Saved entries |
==*==

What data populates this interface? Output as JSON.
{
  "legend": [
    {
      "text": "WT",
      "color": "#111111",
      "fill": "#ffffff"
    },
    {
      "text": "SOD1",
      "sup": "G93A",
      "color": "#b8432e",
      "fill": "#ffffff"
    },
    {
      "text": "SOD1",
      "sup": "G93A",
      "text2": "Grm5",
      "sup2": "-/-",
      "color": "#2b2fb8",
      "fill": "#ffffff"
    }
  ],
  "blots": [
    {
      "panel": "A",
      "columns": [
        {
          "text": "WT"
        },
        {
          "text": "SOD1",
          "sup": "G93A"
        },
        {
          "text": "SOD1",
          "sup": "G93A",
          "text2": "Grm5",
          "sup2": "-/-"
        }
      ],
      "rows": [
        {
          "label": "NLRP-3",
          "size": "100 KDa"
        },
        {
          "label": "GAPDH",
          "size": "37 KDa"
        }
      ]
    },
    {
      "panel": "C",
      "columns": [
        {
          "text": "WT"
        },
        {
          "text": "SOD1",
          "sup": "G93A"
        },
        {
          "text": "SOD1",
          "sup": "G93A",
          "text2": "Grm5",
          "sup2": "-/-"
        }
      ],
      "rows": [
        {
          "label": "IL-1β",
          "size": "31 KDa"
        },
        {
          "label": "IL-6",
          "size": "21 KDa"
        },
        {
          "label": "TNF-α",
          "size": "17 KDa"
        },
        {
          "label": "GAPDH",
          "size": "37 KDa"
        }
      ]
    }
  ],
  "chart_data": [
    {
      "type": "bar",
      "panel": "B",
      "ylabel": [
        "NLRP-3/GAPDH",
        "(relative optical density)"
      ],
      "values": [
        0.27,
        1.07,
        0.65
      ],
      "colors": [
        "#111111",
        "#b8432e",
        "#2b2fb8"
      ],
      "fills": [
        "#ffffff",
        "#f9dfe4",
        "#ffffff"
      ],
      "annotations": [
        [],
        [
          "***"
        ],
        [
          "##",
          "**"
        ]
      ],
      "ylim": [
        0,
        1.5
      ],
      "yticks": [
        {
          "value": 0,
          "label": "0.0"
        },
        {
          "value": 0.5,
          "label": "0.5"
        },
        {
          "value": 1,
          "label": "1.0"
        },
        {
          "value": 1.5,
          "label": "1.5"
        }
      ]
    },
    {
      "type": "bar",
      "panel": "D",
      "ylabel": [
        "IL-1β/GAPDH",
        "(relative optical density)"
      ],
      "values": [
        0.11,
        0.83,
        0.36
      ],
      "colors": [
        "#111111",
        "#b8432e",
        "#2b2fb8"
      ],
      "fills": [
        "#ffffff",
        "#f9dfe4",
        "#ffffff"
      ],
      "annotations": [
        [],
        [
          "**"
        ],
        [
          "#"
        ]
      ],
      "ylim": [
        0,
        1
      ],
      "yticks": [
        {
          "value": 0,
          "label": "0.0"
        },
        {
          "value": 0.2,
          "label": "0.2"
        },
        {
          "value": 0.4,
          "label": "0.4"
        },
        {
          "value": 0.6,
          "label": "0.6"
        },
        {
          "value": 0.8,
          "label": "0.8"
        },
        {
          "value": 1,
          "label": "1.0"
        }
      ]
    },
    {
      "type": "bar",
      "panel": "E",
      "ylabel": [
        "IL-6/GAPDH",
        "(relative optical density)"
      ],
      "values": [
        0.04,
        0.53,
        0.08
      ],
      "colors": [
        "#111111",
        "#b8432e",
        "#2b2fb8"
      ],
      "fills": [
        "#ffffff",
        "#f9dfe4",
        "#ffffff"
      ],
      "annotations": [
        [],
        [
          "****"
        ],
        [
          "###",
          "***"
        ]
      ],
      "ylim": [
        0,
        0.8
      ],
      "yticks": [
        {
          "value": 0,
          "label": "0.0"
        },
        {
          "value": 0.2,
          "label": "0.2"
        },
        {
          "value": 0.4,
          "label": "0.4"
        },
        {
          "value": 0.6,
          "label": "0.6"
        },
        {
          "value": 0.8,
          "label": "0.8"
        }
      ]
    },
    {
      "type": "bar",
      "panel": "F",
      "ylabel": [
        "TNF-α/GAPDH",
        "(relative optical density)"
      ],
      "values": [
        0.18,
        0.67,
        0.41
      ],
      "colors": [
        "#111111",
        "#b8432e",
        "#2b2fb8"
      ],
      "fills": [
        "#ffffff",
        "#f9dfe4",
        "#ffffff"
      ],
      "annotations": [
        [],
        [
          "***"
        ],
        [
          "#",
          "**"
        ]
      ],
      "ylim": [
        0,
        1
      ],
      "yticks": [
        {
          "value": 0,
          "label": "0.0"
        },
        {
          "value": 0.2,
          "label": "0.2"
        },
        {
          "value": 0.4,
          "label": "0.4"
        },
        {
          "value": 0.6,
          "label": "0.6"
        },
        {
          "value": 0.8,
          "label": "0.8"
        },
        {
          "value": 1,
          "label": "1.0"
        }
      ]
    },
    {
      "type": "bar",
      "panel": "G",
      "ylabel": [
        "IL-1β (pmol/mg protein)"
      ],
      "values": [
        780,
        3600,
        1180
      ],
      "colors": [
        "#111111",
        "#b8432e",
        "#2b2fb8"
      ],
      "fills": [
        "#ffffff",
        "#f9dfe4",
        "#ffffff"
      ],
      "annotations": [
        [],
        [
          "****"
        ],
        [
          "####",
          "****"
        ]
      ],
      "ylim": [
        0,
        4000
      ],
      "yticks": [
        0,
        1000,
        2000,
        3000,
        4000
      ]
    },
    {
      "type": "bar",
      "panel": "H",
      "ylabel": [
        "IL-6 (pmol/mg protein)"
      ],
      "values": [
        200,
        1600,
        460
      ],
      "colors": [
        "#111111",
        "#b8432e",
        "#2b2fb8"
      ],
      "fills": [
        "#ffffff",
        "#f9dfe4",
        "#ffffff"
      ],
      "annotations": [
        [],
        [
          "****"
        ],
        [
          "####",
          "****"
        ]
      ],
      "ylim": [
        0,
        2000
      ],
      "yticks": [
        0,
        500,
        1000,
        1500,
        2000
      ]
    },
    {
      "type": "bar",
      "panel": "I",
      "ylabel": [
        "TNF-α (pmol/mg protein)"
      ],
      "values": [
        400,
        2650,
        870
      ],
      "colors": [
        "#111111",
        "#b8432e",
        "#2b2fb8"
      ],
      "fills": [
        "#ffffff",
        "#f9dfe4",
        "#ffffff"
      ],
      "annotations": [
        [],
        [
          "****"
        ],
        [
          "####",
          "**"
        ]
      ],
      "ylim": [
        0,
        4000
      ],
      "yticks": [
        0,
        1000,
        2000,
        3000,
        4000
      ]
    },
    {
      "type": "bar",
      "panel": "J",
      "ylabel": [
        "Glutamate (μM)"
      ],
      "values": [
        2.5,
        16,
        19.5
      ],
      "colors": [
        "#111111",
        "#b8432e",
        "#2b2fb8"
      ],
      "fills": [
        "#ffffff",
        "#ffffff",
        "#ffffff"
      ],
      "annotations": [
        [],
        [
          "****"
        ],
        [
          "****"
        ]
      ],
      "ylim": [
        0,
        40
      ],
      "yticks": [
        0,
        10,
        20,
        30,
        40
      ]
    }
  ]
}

==*==

Every record shown above should appear again in your answer, unchanged.

Solved exercise |
What data populates this interface? Output as JSON.
{
  "legend": [
    {
      "text": "WT",
      "color": "#111111",
      "fill": "#ffffff"
    },
    {
      "text": "SOD1",
      "sup": "G93A",
      "color": "#b8432e",
      "fill": "#ffffff"
    },
    {
      "text": "SOD1",
      "sup": "G93A",
      "text2": "Grm5",
      "sup2": "-/-",
      "color": "#2b2fb8",
      "fill": "#ffffff"
    }
  ],
  "blots": [
    {
      "panel": "A",
      "columns": [
        {
          "text": "WT"
        },
        {
          "text": "SOD1",
          "sup": "G93A"
        },
        {
          "text": "SOD1",
          "sup": "G93A",
          "text2": "Grm5",
          "sup2": "-/-"
        }
      ],
      "rows": [
        {
          "label": "NLRP-3",
          "size": "100 KDa"
        },
        {
          "label": "GAPDH",
          "size": "37 KDa"
        }
      ]
    },
    {
      "panel": "C",
      "columns": [
        {
          "text": "WT"
        },
        {
          "text": "SOD1",
          "sup": "G93A"
        },
        {
          "text": "SOD1",
          "sup": "G93A",
          "text2": "Grm5",
          "sup2": "-/-"
        }
      ],
      "rows": [
        {
          "label": "IL-1β",
          "size": "31 KDa"
        },
        {
          "label": "IL-6",
          "size": "21 KDa"
        },
        {
          "label": "TNF-α",
          "size": "17 KDa"
        },
        {
          "label": "GAPDH",
          "size": "37 KDa"
        }
      ]
    }
  ],
  "chart_data": [
    {
      "type": "bar",
      "panel": "B",
      "ylabel": [
        "NLRP-3/GAPDH",
        "(relative optical density)"
      ],
      "values": [
        0.27,
        1.07,
        0.65
      ],
      "colors": [
        "#111111",
        "#b8432e",
        "#2b2fb8"
      ],
      "fills": [
        "#ffffff",
        "#f9dfe4",
        "#ffffff"
      ],
      "annotations": [
        [],
        [
          "***"
        ],
        [
          "##",
          "**"
        ]
      ],
      "ylim": [
        0,
        1.5
      ],
      "yticks": [
        {
          "value": 0,
          "label": "0.0"
        },
        {
          "value": 0.5,
          "label": "0.5"
        },
        {
          "value": 1,
          "label": "1.0"
        },
        {
          "value": 1.5,
          "label": "1.5"
        }
      ]
    },
    {
      "type": "bar",
      "panel": "D",
      "ylabel": [
        "IL-1β/GAPDH",
        "(relative optical density)"
      ],
      "values": [
        0.11,
        0.83,
        0.36
      ],
      "colors": [
        "#111111",
        "#b8432e",
        "#2b2fb8"
      ],
      "fills": [
        "#ffffff",
        "#f9dfe4",
        "#ffffff"
      ],
      "annotations": [
        [],
        [
          "**"
        ],
        [
          "#"
        ]
      ],
      "ylim": [
        0,
        1
      ],
      "yticks": [
        {
          "value": 0,
          "label": "0.0"
        },
        {
          "value": 0.2,
          "label": "0.2"
        },
        {
          "value": 0.4,
          "label": "0.4"
        },
        {
          "value": 0.6,
          "label": "0.6"
        },
        {
          "value": 0.8,
          "label": "0.8"
        },
        {
          "value": 1,
          "label": "1.0"
        }
      ]
    },
    {
      "type": "bar",
      "panel": "E",
      "ylabel": [
        "IL-6/GAPDH",
        "(relative optical density)"
      ],
      "values": [
        0.04,
        0.53,
        0.08
      ],
      "colors": [
        "#111111",
        "#b8432e",
        "#2b2fb8"
      ],
      "fills": [
        "#ffffff",
        "#f9dfe4",
        "#ffffff"
      ],
      "annotations": [
        [],
        [
          "****"
        ],
        [
          "###",
          "***"
        ]
      ],
      "ylim": [
        0,
        0.8
      ],
      "yticks": [
        {
          "value": 0,
          "label": "0.0"
        },
        {
          "value": 0.2,
          "label": "0.2"
        },
        {
          "value": 0.4,
          "label": "0.4"
        },
        {
          "value": 0.6,
          "label": "0.6"
        },
        {
          "value": 0.8,
          "label": "0.8"
        }
      ]
    },
    {
      "type": "bar",
      "panel": "F",
      "ylabel": [
        "TNF-α/GAPDH",
        "(relative optical density)"
      ],
      "values": [
        0.18,
        0.67,
        0.41
      ],
      "colors": [
        "#111111",
        "#b8432e",
        "#2b2fb8"
      ],
      "fills": [
        "#ffffff",
        "#f9dfe4",
        "#ffffff"
      ],
      "annotations": [
        [],
        [
          "***"
        ],
        [
          "#",
          "**"
        ]
      ],
      "ylim": [
        0,
        1
      ],
      "yticks": [
        {
          "value": 0,
          "label": "0.0"
        },
        {
          "value": 0.2,
          "label": "0.2"
        },
        {
          "value": 0.4,
          "label": "0.4"
        },
        {
          "value": 0.6,
          "label": "0.6"
        },
        {
          "value": 0.8,
          "label": "0.8"
        },
        {
          "value": 1,
          "label": "1.0"
        }
      ]
    },
    {
      "type": "bar",
      "panel": "G",
      "ylabel": [
        "IL-1β (pmol/mg protein)"
      ],
      "values": [
        780,
        3600,
        1180
      ],
      "colors": [
        "#111111",
        "#b8432e",
        "#2b2fb8"
      ],
      "fills": [
        "#ffffff",
        "#f9dfe4",
        "#ffffff"
      ],
      "annotations": [
        [],
        [
          "****"
        ],
        [
          "####",
          "****"
        ]
      ],
      "ylim": [
        0,
        4000
      ],
      "yticks": [
        0,
        1000,
        2000,
        3000,
        4000
      ]
    },
    {
      "type": "bar",
      "panel": "H",
      "ylabel": [
        "IL-6 (pmol/mg protein)"
      ],
      "values": [
        200,
        1600,
        460
      ],
      "colors": [
        "#111111",
        "#b8432e",
        "#2b2fb8"
      ],
      "fills": [
        "#ffffff",
        "#f9dfe4",
        "#ffffff"
      ],
      "annotations": [
        [],
        [
          "****"
        ],
        [
          "####",
          "****"
        ]
      ],
      "ylim": [
        0,
        2000
      ],
      "yticks": [
        0,
        500,
        1000,
        1500,
        2000
      ]
    },
    {
      "type": "bar",
      "panel": "I",
      "ylabel": [
        "TNF-α (pmol/mg protein)"
      ],
      "values": [
        400,
        2650,
        870
      ],
      "colors": [
        "#111111",
        "#b8432e",
        "#2b2fb8"
      ],
      "fills": [
        "#ffffff",
        "#f9dfe4",
        "#ffffff"
      ],
      "annotations": [
        [],
        [
          "****"
        ],
        [
          "####",
          "**"
        ]
      ],
      "ylim": [
        0,
        4000
      ],
      "yticks": [
        0,
        1000,
        2000,
        3000,
        4000
      ]
    },
    {
      "type": "bar",
      "panel": "J",
      "ylabel": [
        "Glutamate (μM)"
      ],
      "values": [
        2.5,
        16,
        19.5
      ],
      "colors": [
        "#111111",
        "#b8432e",
        "#2b2fb8"
      ],
      "fills": [
        "#ffffff",
        "#ffffff",
        "#ffffff"
      ],
      "annotations": [
        [],
        [
          "****"
        ],
        [
          "****"
        ]
      ],
      "ylim": [
        0,
        40
      ],
      "yticks": [
        0,
        10,
        20,
        30,
        40
      ]
    }
  ]
}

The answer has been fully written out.